Alıştırmalar:
**a.** Kaynak metne göre hepimizin hayat çizgisinde neler var? Hepsini metindeki sırayla sıralayın.
**b.** Yazma sancısını anlatan kaynak metni son cümlesinin ardından sürdürün.

Saat gece yarısını çoktan geçmiş. Bu doldurduğum yedinci bardak ve yaktığım beşinci sigara. Önümde açık duran boş Word dosyasına bakmaktan kirpiklerimin dipleri yanmaya başladı. Evet, yazmak öyle ha deyince olmuyor. Sancılı bir iş. Yazma tutkusunu besleyen de bu sanırım. Ama bu sancı öyle bir sancı değil. Onu tanıyorum… Bu başka…

Heybemde bir sürü hikâyem var size anlatmak istediğim. Bi kamyon güzel duygum var mesela, sizinle paylaşmak için can attığım. Mesela, aşka dair bir yazı yazmak isterim. Ben ki bin yıldır sevda sözleri biriktirmişim dudağımın kuytusunda… Bakmayın aşkı aşikâr etmenin erkeklerin tekelinde olmasına. Kadınlar da güzel sever… Hepimizin hayat çizgisinde çetin virajlar, zorlu yollar, ömür törpüsü kederler, onmaz acılar ve çaresizlikler var. Hepimiz payımıza düşeni yaşıyoruz, eksik ya da fazla. Oysa ben bunlardan bahsetmek istemiyordum. Ve zaman zaman hatırlarız, her şeye rağmen güzellikler de var hayatımızda. Hayata dair, insana dair umutlu cümleler aksın istedim baştan aşağı.

Veri Bölümü:
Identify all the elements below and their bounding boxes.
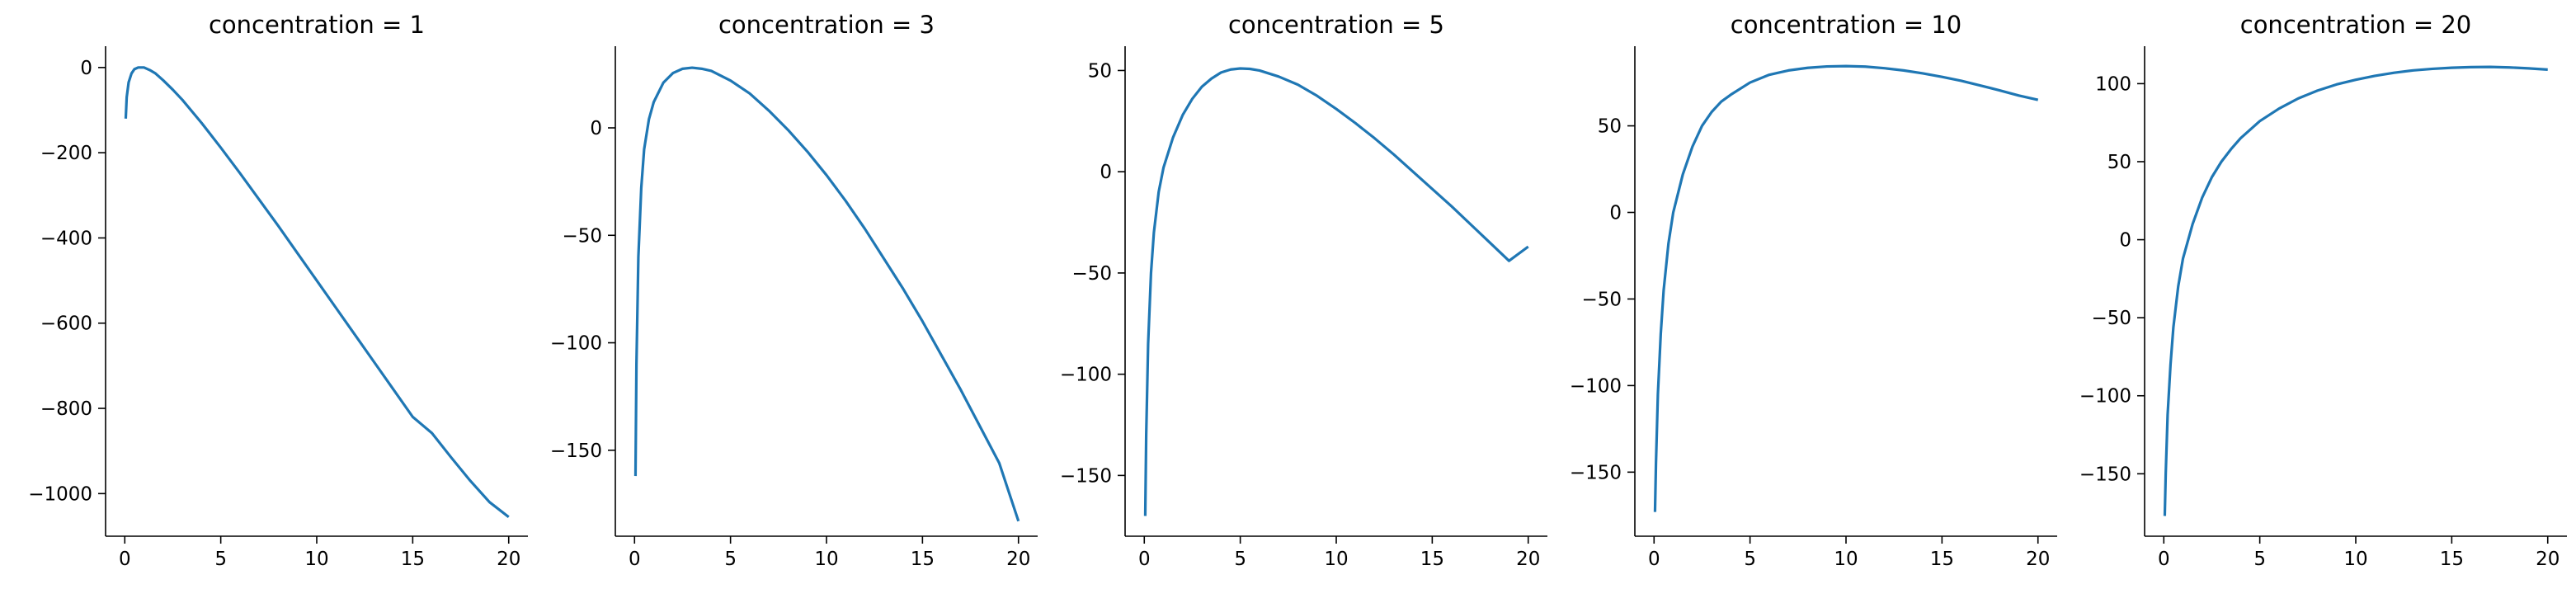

Görev Sonuçları:
**a.**
- çetin virajlar
- zorlu yollar
- ömür törpüsü kederler
- onmaz acılar
- çaresizlikler

**b.**
Muradım her okurun yüzünde bir tebessüm bırakmaktı. Masanın başına oturup, çayımı yudumlarken de bu niyetteydim. Ta ki, ekranın sağ alt köşesinde tarihi görene kadar. 10.10.2017.

10 Ekim Ankara Katliamı’ nın yıldönümü. Hayır… Hayır, bunun üzerine yazmayacağım tek kelime. Söyleyecek tek sözüm yok. Ama çok duygum var. Öfkeliyim. Yapanlara, yaptıranlara, göz yumanlara, susanlara öfkeliyim. Acılıyım. Gidenlere, geride kalanlara, ülkeme ve bizlere olanlardan dolayı acılıyım. Gencecik çocuklarımızın yaslarının yıl dönümlerini biriktirdik güneşli günler yerine. Ölü çocuklar ülkesi oldu üç tarafı denizlerle çevrili, dört iklimi aynı anda yaşayan coğrafyamız. Katliam sözcüğünün sözlük anlamını unutup kolayca hayatımıza sokuverdik. Düşünsenize; dehşet bir kelime; katliam!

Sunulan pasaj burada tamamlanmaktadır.